EXERCISE INPUT:
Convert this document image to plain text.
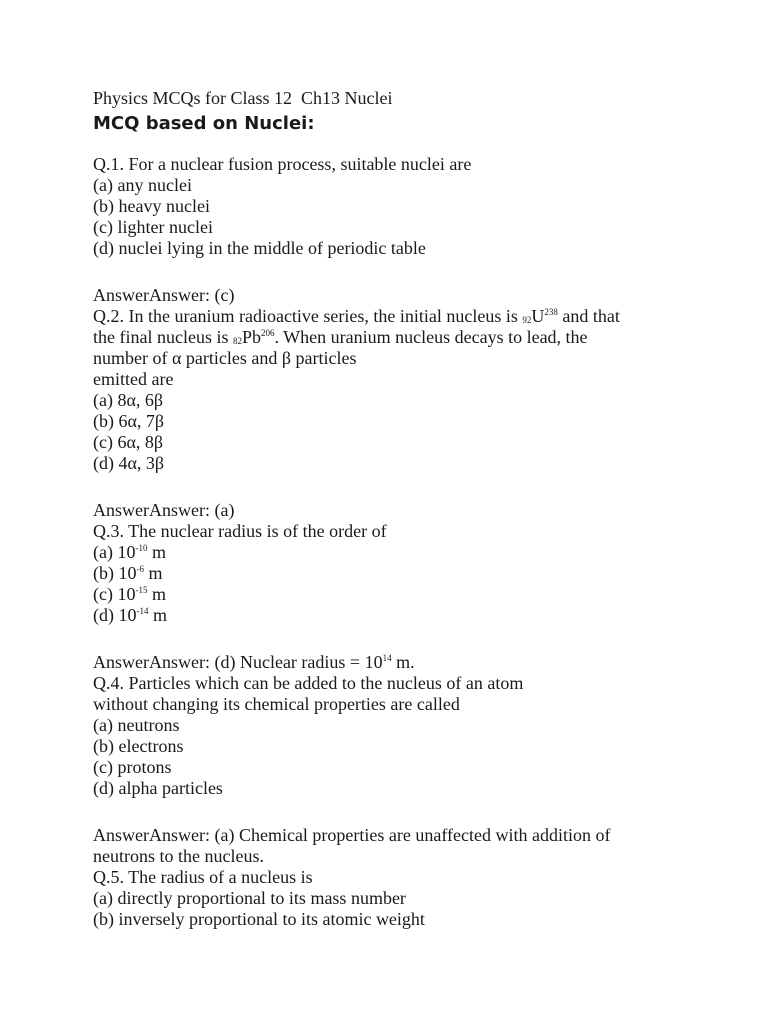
Physics MCQs for Class 12  Ch13 Nuclei
MCQ based on Nuclei:
Q.1. For a nuclear fusion process, suitable nuclei are
(a) any nuclei
(b) heavy nuclei
(c) lighter nuclei
(d) nuclei lying in the middle of periodic table
AnswerAnswer: (c)
Q.2. In the uranium radioactive series, the initial nucleus is $_{92}U^{238}$ and that
the final nucleus is $_{82}Pb^{206}$. When uranium nucleus decays to lead, the
number of α particles and β particles
emitted are
(a) 8α, 6β
(b) 6α, 7β
(c) 6α, 8β
(d) 4α, 3β
AnswerAnswer: (a)
Q.3. The nuclear radius is of the order of
(a) $10^{-10}$ m
(b) $10^{-6}$ m
(c) $10^{-15}$ m
(d) $10^{-14}$ m
AnswerAnswer: (d) Nuclear radius = $10^{14}$ m.
Q.4. Particles which can be added to the nucleus of an atom
without changing its chemical properties are called
(a) neutrons
(b) electrons
(c) protons
(d) alpha particles
AnswerAnswer: (a) Chemical properties are unaffected with addition of
neutrons to the nucleus.
Q.5. The radius of a nucleus is
(a) directly proportional to its mass number
(b) inversely proportional to its atomic weight
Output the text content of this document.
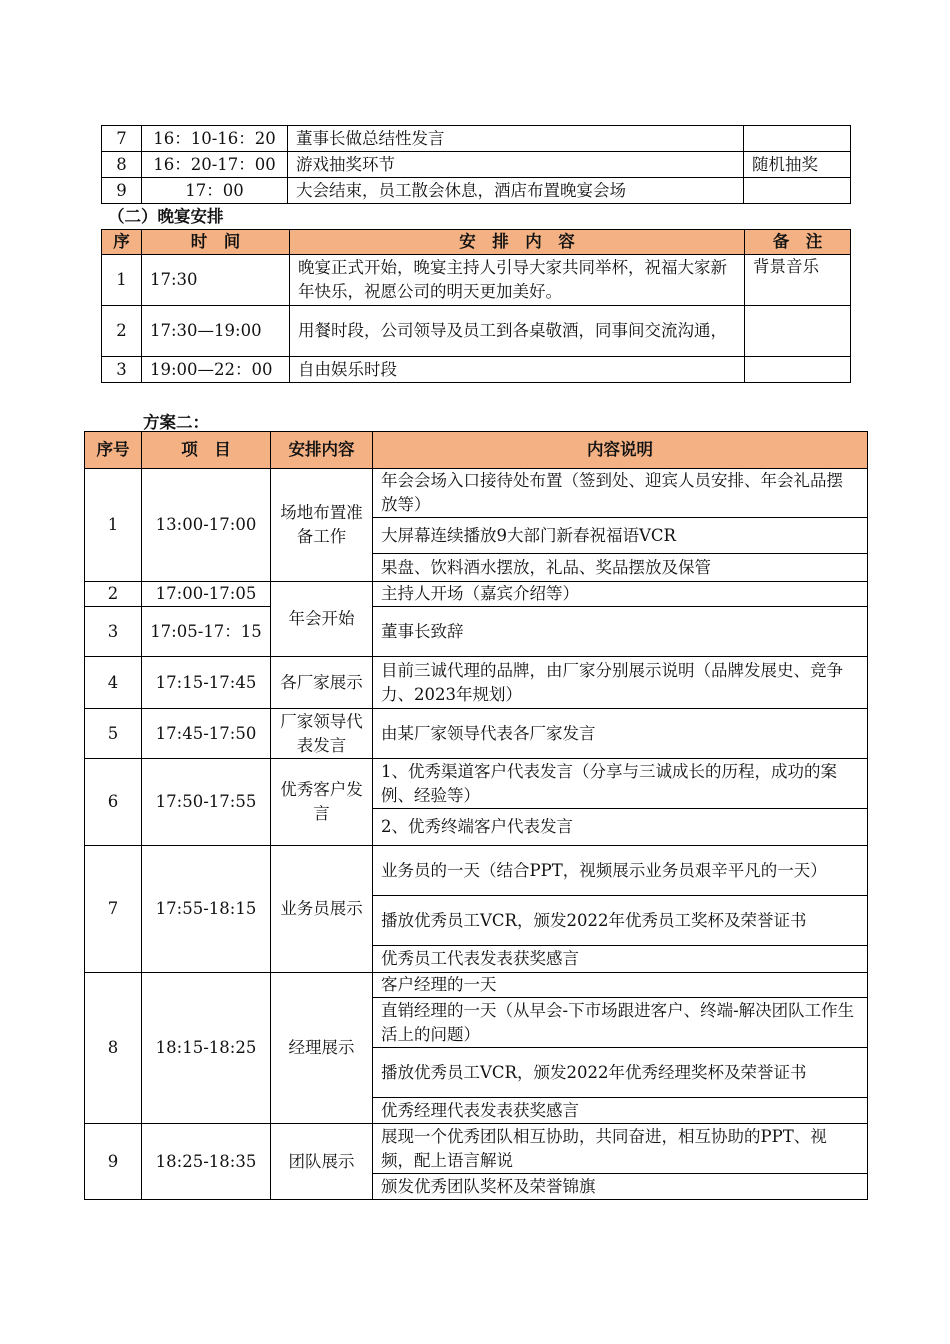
7	16：10-16：20	董事长做总结性发言	
8	16：20-17：00	游戏抽奖环节	随机抽奖
9	17：00	大会结束，员工散会休息，酒店布置晚宴会场	
（二）晚宴安排
序	时　间	安　排　内　容	备　注
1	17:30	晚宴正式开始，晚宴主持人引导大家共同举杯，祝福大家新年快乐，祝愿公司的明天更加美好。	背景音乐
2	17:30—19:00	用餐时段，公司领导及员工到各桌敬酒，同事间交流沟通，	
3	19:00—22：00	自由娱乐时段	
方案二：
序号	项　目	安排内容	内容说明
1	13:00-17:00	场地布置准备工作	年会会场入口接待处布置（签到处、迎宾人员安排、年会礼品摆放等）
			大屏幕连续播放9大部门新春祝福语VCR
			果盘、饮料酒水摆放，礼品、奖品摆放及保管
2	17:00-17:05	年会开始	主持人开场（嘉宾介绍等）
3	17:05-17：15		董事长致辞
4	17:15-17:45	各厂家展示	目前三诚代理的品牌，由厂家分别展示说明（品牌发展史、竞争力、2023年规划）
5	17:45-17:50	厂家领导代表发言	由某厂家领导代表各厂家发言
6	17:50-17:55	优秀客户发言	1、优秀渠道客户代表发言（分享与三诚成长的历程，成功的案例、经验等）
			2、优秀终端客户代表发言
7	17:55-18:15	业务员展示	业务员的一天（结合PPT，视频展示业务员艰辛平凡的一天）
			播放优秀员工VCR，颁发2022年优秀员工奖杯及荣誉证书
			优秀员工代表发表获奖感言
8	18:15-18:25	经理展示	客户经理的一天
			直销经理的一天（从早会-下市场跟进客户、终端-解决团队工作生活上的问题）
			播放优秀员工VCR，颁发2022年优秀经理奖杯及荣誉证书
			优秀经理代表发表获奖感言
9	18:25-18:35	团队展示	展现一个优秀团队相互协助，共同奋进，相互协助的PPT、视频，配上语言解说
			颁发优秀团队奖杯及荣誉锦旗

EXERCISE DESCRIPTION: Excluding pictures, copy exactly the lines from the line containing "Output the text content of this document." through the last line of the data, inclusive.

THE COMPLETED TASK:
Output the text content of this document.
7	16：10-16：20	董事长做总结性发言	
8	16：20-17：00	游戏抽奖环节	随机抽奖
9	17：00	大会结束，员工散会休息，酒店布置晚宴会场	
（二）晚宴安排
序	时　间	安　排　内　容	备　注
1	17:30	晚宴正式开始，晚宴主持人引导大家共同举杯，祝福大家新年快乐，祝愿公司的明天更加美好。	背景音乐
2	17:30—19:00	用餐时段，公司领导及员工到各桌敬酒，同事间交流沟通，	
3	19:00—22：00	自由娱乐时段	
方案二：
序号	项　目	安排内容	内容说明
1	13:00-17:00	场地布置准备工作	年会会场入口接待处布置（签到处、迎宾人员安排、年会礼品摆放等）
			大屏幕连续播放9大部门新春祝福语VCR
			果盘、饮料酒水摆放，礼品、奖品摆放及保管
2	17:00-17:05	年会开始	主持人开场（嘉宾介绍等）
3	17:05-17：15		董事长致辞
4	17:15-17:45	各厂家展示	目前三诚代理的品牌，由厂家分别展示说明（品牌发展史、竞争力、2023年规划）
5	17:45-17:50	厂家领导代表发言	由某厂家领导代表各厂家发言
6	17:50-17:55	优秀客户发言	1、优秀渠道客户代表发言（分享与三诚成长的历程，成功的案例、经验等）
			2、优秀终端客户代表发言
7	17:55-18:15	业务员展示	业务员的一天（结合PPT，视频展示业务员艰辛平凡的一天）
			播放优秀员工VCR，颁发2022年优秀员工奖杯及荣誉证书
			优秀员工代表发表获奖感言
8	18:15-18:25	经理展示	客户经理的一天
			直销经理的一天（从早会-下市场跟进客户、终端-解决团队工作生活上的问题）
			播放优秀员工VCR，颁发2022年优秀经理奖杯及荣誉证书
			优秀经理代表发表获奖感言
9	18:25-18:35	团队展示	展现一个优秀团队相互协助，共同奋进，相互协助的PPT、视频，配上语言解说
			颁发优秀团队奖杯及荣誉锦旗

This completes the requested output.